AIM OF THE EXERCISE: Provide only the number of lines in the data below that contain the string "axis".

※

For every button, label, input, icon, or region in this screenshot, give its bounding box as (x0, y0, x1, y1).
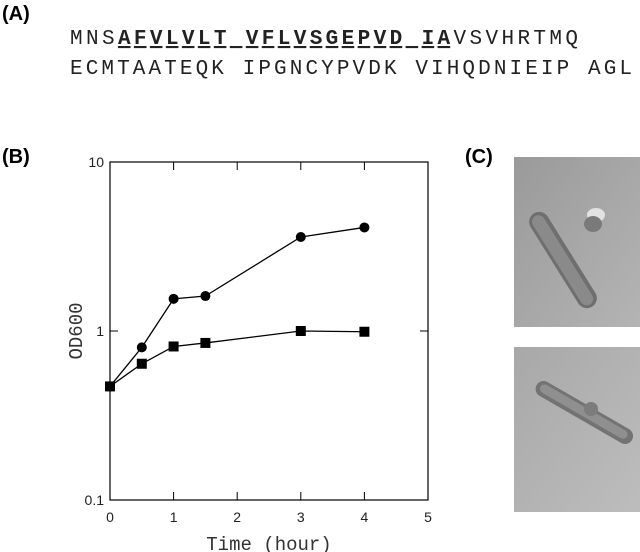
x-tick-label: 2 (233, 509, 241, 525)
micrograph (514, 157, 640, 327)
y-tick-label: 1 (96, 323, 104, 339)
x-tick-label: 1 (170, 509, 178, 525)
plot-frame (109, 161, 429, 501)
series-line (109, 330, 365, 387)
sequence-segment: MNS (70, 28, 115, 51)
data-point (168, 293, 179, 304)
data-point (359, 326, 370, 337)
data-point (168, 341, 179, 352)
data-point (200, 291, 211, 302)
y-axis-label: OD600 (66, 302, 88, 359)
data-point (295, 326, 306, 336)
data-point (295, 231, 306, 242)
data-point (136, 342, 147, 353)
data-point (359, 222, 370, 233)
micrograph (514, 347, 640, 512)
series-line (109, 226, 365, 387)
data-point (200, 337, 211, 348)
x-tick-label: 5 (424, 509, 432, 525)
x-tick-label: 3 (297, 509, 305, 525)
data-point (105, 381, 115, 392)
signal-peptide: AFVLVLT VFLVSGEPVD IA (118, 28, 451, 51)
panel-label: (A) (2, 3, 30, 25)
x-axis-label: Time (hour) (206, 534, 331, 552)
x-tick-label: 0 (106, 509, 114, 525)
x-tick-label: 4 (361, 509, 369, 525)
sequence-segment: VSVHRTMQ (454, 28, 578, 51)
y-tick-label: 10 (88, 154, 104, 170)
sequence-line: ECMTAATEQK IPGNCYPVDK VIHQDNIEIP AGL (70, 58, 632, 81)
panel-label: (B) (2, 146, 30, 168)
y-tick-label: 0.1 (85, 492, 105, 508)
sequence-line: MNS AFVLVLT VFLVSGEPVD IA VSVHRTMQ (70, 28, 578, 51)
data-point (136, 358, 147, 369)
panel-label: (C) (465, 146, 493, 168)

※

RESPONSE: 2